_Given request_
Copy out the forum comment starting at the words "DarrenSem commented Mar" and ending after "then use [0].", switching "precedence" for "priority".

_Provided text_
# # # # # # #
DarrenSem commented Mar 26, 2024

// https://www.youtube.com/watch?v=0vGLXkQV3cg&ab_channel=FoxNews

tracks

0: {lang: 'English (auto-generated)', url: 'https://www.youtube.com/api/timedtext?v=0vGLXkQV3c…4CE1C66F807AA0&key=yt8&kind=asr&lang=en&fmt=json3', languageCode: 'en'}
1: {lang: 'English - CC1', url: 'https://www.youtube.com/api/timedtext?v=0vGLXkQV3c…4CE1C66F807AA0&key=yt8&lang=en&name=CC1&fmt=json3', languageCode: 'en'}
2: {lang: 'English - DTVCC1', url: 'https://www.youtube.com/api/timedtext?v=0vGLXkQV3c…1C66F807AA0&key=yt8&lang=en&name=DTVCC1&fmt=json3', languageCode: 'en'}
3: {lang: 'English (United States)', url: 'https://www.youtube.com/api/timedtext?v=0vGLXkQV3c…EF5C224CE1C66F807AA0&key=yt8&lang=en-US&fmt=json3', languageCode: 'en-US'}

length: 4

^ "English (United States)", then /en\-.+/ takes precedence over just /en/, only THEN use the first /en/ and then use [0].
# # # # # # #
(Data extracted from a collection)

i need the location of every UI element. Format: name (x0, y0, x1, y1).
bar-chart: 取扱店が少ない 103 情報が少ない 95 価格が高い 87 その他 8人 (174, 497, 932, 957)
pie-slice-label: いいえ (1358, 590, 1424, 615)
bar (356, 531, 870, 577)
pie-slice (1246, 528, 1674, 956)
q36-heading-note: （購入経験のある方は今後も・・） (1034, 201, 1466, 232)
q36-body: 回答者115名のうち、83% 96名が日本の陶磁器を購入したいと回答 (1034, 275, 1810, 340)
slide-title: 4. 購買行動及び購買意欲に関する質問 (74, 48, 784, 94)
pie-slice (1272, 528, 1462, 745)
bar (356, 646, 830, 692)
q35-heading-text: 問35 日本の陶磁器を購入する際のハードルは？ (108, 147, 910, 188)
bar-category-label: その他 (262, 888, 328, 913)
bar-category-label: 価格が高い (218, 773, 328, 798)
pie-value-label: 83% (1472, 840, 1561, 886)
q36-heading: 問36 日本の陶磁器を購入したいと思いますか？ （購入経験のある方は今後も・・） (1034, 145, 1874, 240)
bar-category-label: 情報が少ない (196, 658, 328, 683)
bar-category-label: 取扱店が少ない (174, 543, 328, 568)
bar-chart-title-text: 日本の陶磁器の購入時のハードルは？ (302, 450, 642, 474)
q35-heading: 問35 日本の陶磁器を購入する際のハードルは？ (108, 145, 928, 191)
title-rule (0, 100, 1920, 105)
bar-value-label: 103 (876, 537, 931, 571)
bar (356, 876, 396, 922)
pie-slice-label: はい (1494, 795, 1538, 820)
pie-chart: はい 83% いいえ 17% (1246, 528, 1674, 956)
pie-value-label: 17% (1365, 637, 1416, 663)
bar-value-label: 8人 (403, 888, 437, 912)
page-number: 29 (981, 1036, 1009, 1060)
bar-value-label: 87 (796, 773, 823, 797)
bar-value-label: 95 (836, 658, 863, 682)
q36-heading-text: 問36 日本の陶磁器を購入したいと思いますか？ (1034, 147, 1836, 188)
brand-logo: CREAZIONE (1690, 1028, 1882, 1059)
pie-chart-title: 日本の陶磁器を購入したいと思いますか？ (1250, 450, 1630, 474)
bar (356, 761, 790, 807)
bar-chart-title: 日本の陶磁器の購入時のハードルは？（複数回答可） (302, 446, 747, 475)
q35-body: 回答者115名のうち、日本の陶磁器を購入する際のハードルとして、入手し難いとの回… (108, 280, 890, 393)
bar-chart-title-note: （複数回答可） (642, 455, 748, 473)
# # # # # # #
_Exercise solution_
DarrenSem commented Mar 26, 2024

// https://www.youtube.com/watch?v=0vGLXkQV3cg&ab_channel=FoxNews

tracks

0: {lang: 'English (auto-generated)', url: 'https://www.youtube.com/api/timedtext?v=0vGLXkQV3c…4CE1C66F807AA0&key=yt8&kind=asr&lang=en&fmt=json3', languageCode: 'en'}
1: {lang: 'English - CC1', url: 'https://www.youtube.com/api/timedtext?v=0vGLXkQV3c…4CE1C66F807AA0&key=yt8&lang=en&name=CC1&fmt=json3', languageCode: 'en'}
2: {lang: 'English - DTVCC1', url: 'https://www.youtube.com/api/timedtext?v=0vGLXkQV3c…1C66F807AA0&key=yt8&lang=en&name=DTVCC1&fmt=json3', languageCode: 'en'}
3: {lang: 'English (United States)', url: 'https://www.youtube.com/api/timedtext?v=0vGLXkQV3c…EF5C224CE1C66F807AA0&key=yt8&lang=en-US&fmt=json3', languageCode: 'en-US'}

length: 4

^ "English (United States)", then /en\-.+/ takes priority over just /en/, only THEN use the first /en/ and then use [0].